== Record extracts ==
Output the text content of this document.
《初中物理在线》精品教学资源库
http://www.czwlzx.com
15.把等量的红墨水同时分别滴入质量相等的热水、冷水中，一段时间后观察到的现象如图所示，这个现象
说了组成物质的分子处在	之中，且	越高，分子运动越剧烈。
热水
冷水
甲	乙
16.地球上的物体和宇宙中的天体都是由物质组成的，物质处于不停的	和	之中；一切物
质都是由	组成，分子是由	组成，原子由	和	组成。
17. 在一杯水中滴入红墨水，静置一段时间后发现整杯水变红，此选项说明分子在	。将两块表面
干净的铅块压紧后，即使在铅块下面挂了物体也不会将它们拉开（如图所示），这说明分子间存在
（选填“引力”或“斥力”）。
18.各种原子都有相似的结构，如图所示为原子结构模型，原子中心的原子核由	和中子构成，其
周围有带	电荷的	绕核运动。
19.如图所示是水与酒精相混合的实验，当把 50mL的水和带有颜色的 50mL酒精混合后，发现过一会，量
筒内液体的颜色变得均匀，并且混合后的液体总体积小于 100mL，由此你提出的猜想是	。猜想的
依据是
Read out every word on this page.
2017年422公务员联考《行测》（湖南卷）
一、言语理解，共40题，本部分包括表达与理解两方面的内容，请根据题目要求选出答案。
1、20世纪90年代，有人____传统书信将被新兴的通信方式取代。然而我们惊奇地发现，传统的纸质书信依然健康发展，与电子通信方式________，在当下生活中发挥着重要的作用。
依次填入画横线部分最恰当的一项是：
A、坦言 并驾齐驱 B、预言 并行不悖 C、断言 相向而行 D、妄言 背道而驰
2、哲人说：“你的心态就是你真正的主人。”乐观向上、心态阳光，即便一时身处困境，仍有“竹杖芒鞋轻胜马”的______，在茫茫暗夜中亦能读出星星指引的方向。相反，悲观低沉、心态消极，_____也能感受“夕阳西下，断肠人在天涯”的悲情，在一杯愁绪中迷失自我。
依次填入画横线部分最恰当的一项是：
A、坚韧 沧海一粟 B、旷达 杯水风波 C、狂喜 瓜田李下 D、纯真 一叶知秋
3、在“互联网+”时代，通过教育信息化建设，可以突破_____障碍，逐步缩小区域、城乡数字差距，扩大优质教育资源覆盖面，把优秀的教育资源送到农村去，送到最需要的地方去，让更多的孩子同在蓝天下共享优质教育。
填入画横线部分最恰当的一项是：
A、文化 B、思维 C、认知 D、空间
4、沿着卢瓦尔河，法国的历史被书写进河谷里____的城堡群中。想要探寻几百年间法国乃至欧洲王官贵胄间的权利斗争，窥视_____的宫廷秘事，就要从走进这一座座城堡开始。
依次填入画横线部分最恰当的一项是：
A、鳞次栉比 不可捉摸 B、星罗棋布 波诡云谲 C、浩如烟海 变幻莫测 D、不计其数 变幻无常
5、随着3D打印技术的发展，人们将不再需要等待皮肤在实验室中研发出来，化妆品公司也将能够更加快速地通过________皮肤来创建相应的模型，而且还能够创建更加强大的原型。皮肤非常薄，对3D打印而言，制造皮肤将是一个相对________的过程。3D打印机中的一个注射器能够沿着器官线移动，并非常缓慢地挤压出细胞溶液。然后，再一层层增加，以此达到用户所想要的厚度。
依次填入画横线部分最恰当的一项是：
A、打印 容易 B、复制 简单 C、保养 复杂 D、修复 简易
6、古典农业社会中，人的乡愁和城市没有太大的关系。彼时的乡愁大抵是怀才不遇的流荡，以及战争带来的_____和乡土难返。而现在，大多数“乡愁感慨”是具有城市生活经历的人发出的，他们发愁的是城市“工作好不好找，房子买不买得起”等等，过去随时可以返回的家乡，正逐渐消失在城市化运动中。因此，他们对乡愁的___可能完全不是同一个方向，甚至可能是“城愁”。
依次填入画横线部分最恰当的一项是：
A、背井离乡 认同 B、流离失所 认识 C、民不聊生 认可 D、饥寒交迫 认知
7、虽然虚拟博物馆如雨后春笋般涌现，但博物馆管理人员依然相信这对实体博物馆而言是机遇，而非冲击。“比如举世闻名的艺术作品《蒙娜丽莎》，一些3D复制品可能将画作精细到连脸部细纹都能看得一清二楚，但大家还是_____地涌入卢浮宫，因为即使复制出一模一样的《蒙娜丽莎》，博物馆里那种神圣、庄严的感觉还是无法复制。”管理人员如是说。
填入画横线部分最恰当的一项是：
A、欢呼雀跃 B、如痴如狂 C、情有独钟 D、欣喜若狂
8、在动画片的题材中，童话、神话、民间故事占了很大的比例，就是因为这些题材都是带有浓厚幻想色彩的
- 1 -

== Do this ==
Repeat the records above exactly, leaving none out.

== Written response ==
Output the text content of this document.
《初中物理在线》精品教学资源库
http://www.czwlzx.com
15.把等量的红墨水同时分别滴入质量相等的热水、冷水中，一段时间后观察到的现象如图所示，这个现象
说了组成物质的分子处在	之中，且	越高，分子运动越剧烈。
热水
冷水
甲	乙
16.地球上的物体和宇宙中的天体都是由物质组成的，物质处于不停的	和	之中；一切物
质都是由	组成，分子是由	组成，原子由	和	组成。
17. 在一杯水中滴入红墨水，静置一段时间后发现整杯水变红，此选项说明分子在	。将两块表面
干净的铅块压紧后，即使在铅块下面挂了物体也不会将它们拉开（如图所示），这说明分子间存在
（选填“引力”或“斥力”）。
18.各种原子都有相似的结构，如图所示为原子结构模型，原子中心的原子核由	和中子构成，其
周围有带	电荷的	绕核运动。
19.如图所示是水与酒精相混合的实验，当把 50mL的水和带有颜色的 50mL酒精混合后，发现过一会，量
筒内液体的颜色变得均匀，并且混合后的液体总体积小于 100mL，由此你提出的猜想是	。猜想的
依据是
Read out every word on this page.
2017年422公务员联考《行测》（湖南卷）
一、言语理解，共40题，本部分包括表达与理解两方面的内容，请根据题目要求选出答案。
1、20世纪90年代，有人____传统书信将被新兴的通信方式取代。然而我们惊奇地发现，传统的纸质书信依然健康发展，与电子通信方式________，在当下生活中发挥着重要的作用。
依次填入画横线部分最恰当的一项是：
A、坦言 并驾齐驱 B、预言 并行不悖 C、断言 相向而行 D、妄言 背道而驰
2、哲人说：“你的心态就是你真正的主人。”乐观向上、心态阳光，即便一时身处困境，仍有“竹杖芒鞋轻胜马”的______，在茫茫暗夜中亦能读出星星指引的方向。相反，悲观低沉、心态消极，_____也能感受“夕阳西下，断肠人在天涯”的悲情，在一杯愁绪中迷失自我。
依次填入画横线部分最恰当的一项是：
A、坚韧 沧海一粟 B、旷达 杯水风波 C、狂喜 瓜田李下 D、纯真 一叶知秋
3、在“互联网+”时代，通过教育信息化建设，可以突破_____障碍，逐步缩小区域、城乡数字差距，扩大优质教育资源覆盖面，把优秀的教育资源送到农村去，送到最需要的地方去，让更多的孩子同在蓝天下共享优质教育。
填入画横线部分最恰当的一项是：
A、文化 B、思维 C、认知 D、空间
4、沿着卢瓦尔河，法国的历史被书写进河谷里____的城堡群中。想要探寻几百年间法国乃至欧洲王官贵胄间的权利斗争，窥视_____的宫廷秘事，就要从走进这一座座城堡开始。
依次填入画横线部分最恰当的一项是：
A、鳞次栉比 不可捉摸 B、星罗棋布 波诡云谲 C、浩如烟海 变幻莫测 D、不计其数 变幻无常
5、随着3D打印技术的发展，人们将不再需要等待皮肤在实验室中研发出来，化妆品公司也将能够更加快速地通过________皮肤来创建相应的模型，而且还能够创建更加强大的原型。皮肤非常薄，对3D打印而言，制造皮肤将是一个相对________的过程。3D打印机中的一个注射器能够沿着器官线移动，并非常缓慢地挤压出细胞溶液。然后，再一层层增加，以此达到用户所想要的厚度。
依次填入画横线部分最恰当的一项是：
A、打印 容易 B、复制 简单 C、保养 复杂 D、修复 简易
6、古典农业社会中，人的乡愁和城市没有太大的关系。彼时的乡愁大抵是怀才不遇的流荡，以及战争带来的_____和乡土难返。而现在，大多数“乡愁感慨”是具有城市生活经历的人发出的，他们发愁的是城市“工作好不好找，房子买不买得起”等等，过去随时可以返回的家乡，正逐渐消失在城市化运动中。因此，他们对乡愁的___可能完全不是同一个方向，甚至可能是“城愁”。
依次填入画横线部分最恰当的一项是：
A、背井离乡 认同 B、流离失所 认识 C、民不聊生 认可 D、饥寒交迫 认知
7、虽然虚拟博物馆如雨后春笋般涌现，但博物馆管理人员依然相信这对实体博物馆而言是机遇，而非冲击。“比如举世闻名的艺术作品《蒙娜丽莎》，一些3D复制品可能将画作精细到连脸部细纹都能看得一清二楚，但大家还是_____地涌入卢浮宫，因为即使复制出一模一样的《蒙娜丽莎》，博物馆里那种神圣、庄严的感觉还是无法复制。”管理人员如是说。
填入画横线部分最恰当的一项是：
A、欢呼雀跃 B、如痴如狂 C、情有独钟 D、欣喜若狂
8、在动画片的题材中，童话、神话、民间故事占了很大的比例，就是因为这些题材都是带有浓厚幻想色彩的
- 1 -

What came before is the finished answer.